## [TASK TO CARRY OUT]
Determine how many lines in the data below contain "title" and write only that number.

## [INFORMATION SUPPLIED]
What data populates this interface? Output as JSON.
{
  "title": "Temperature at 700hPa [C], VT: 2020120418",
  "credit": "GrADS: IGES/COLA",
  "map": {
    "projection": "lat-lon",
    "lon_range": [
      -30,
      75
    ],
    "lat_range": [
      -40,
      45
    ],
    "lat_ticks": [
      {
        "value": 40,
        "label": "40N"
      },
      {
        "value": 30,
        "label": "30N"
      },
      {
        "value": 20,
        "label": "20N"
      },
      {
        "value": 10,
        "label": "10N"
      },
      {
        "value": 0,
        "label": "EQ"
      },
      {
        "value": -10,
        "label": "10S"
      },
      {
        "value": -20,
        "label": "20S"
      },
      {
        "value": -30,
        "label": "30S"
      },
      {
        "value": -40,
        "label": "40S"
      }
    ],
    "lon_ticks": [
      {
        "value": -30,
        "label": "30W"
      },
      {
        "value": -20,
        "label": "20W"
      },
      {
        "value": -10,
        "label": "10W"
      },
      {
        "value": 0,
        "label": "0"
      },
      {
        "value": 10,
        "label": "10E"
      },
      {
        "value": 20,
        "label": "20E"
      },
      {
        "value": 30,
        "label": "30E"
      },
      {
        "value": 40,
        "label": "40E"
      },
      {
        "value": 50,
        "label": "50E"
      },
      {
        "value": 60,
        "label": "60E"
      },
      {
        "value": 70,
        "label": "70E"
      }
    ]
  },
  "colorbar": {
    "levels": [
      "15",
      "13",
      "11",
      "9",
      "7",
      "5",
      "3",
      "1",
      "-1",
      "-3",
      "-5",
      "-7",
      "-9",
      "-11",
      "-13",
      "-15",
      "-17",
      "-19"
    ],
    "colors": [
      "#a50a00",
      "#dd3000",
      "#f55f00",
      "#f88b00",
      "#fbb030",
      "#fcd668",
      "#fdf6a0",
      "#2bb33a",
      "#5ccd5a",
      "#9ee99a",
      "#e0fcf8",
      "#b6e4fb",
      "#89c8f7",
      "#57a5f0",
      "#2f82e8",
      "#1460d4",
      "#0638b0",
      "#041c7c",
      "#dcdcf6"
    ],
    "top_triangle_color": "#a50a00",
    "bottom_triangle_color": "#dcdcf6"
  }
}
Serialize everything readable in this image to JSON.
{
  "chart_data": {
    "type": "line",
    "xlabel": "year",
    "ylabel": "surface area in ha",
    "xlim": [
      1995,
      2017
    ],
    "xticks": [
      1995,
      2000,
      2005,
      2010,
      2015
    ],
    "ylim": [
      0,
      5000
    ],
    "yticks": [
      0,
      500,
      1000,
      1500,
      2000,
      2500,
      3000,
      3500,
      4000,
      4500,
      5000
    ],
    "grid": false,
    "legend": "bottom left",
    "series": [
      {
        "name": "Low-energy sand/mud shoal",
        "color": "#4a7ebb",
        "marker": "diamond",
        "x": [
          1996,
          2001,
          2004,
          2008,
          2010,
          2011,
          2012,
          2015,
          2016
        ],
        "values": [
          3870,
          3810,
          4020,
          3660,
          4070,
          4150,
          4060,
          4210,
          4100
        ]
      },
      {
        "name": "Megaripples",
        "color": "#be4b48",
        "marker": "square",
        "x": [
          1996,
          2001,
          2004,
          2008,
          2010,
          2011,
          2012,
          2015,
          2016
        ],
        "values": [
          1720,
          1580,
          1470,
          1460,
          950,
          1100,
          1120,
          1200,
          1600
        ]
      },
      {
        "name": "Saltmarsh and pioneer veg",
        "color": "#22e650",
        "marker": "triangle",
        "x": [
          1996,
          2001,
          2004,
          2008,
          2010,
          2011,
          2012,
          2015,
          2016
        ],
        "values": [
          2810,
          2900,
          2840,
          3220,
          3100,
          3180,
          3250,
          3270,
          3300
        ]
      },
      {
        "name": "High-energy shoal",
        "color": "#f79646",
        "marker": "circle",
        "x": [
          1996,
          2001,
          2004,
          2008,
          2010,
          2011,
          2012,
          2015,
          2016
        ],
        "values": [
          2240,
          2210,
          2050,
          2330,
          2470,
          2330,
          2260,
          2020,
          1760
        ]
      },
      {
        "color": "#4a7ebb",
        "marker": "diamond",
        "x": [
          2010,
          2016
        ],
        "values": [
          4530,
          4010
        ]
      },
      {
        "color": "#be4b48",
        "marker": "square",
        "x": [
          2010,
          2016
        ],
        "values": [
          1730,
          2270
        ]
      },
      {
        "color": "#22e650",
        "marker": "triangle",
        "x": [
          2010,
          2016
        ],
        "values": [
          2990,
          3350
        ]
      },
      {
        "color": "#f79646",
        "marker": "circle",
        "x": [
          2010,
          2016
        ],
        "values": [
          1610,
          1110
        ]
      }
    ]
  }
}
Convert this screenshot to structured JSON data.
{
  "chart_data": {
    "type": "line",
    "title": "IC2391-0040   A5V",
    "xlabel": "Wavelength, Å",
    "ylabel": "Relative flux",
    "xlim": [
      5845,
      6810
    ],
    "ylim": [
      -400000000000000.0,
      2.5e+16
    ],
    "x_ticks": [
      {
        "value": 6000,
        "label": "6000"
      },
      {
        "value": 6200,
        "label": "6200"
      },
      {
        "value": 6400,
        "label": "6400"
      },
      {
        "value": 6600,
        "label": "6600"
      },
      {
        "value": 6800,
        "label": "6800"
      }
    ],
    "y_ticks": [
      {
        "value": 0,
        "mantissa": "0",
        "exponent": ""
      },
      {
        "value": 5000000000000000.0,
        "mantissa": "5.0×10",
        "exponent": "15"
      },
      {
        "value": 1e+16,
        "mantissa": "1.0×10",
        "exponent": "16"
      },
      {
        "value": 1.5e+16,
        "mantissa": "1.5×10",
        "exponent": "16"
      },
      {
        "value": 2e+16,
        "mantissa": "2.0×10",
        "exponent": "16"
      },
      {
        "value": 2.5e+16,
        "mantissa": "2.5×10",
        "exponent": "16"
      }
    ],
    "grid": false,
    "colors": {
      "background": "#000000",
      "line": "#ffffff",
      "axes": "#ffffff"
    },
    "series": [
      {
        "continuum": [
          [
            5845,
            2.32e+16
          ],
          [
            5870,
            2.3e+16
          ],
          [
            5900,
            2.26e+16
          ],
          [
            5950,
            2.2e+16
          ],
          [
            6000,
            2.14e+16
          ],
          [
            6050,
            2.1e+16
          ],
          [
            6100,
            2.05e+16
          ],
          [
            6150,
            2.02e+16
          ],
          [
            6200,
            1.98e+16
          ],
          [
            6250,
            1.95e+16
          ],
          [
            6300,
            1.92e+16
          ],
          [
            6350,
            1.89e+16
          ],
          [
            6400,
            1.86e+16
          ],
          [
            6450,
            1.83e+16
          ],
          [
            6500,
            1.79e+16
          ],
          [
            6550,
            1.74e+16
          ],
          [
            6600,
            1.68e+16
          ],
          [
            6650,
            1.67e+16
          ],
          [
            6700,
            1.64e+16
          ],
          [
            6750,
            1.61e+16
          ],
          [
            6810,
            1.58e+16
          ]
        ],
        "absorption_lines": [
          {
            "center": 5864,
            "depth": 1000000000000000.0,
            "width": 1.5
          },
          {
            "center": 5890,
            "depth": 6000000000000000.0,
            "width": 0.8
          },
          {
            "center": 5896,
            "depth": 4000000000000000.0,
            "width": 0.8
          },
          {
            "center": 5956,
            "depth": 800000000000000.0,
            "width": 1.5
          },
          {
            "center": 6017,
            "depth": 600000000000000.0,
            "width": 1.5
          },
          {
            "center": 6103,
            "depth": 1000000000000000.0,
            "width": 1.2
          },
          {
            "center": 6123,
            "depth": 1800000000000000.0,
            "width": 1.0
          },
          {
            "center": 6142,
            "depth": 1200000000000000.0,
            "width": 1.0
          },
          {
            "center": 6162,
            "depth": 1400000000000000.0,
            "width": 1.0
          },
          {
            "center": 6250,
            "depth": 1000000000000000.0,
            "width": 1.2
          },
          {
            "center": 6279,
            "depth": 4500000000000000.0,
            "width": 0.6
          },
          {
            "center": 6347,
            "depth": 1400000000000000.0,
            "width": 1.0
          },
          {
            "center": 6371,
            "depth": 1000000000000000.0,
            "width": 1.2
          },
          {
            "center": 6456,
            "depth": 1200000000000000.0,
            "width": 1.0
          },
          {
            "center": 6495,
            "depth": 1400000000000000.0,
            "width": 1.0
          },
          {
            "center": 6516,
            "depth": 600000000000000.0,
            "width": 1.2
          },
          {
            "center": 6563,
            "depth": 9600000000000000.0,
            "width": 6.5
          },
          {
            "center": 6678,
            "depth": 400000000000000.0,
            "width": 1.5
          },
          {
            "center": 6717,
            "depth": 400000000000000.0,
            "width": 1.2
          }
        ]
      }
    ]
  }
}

## [WRITTEN ANSWER]
2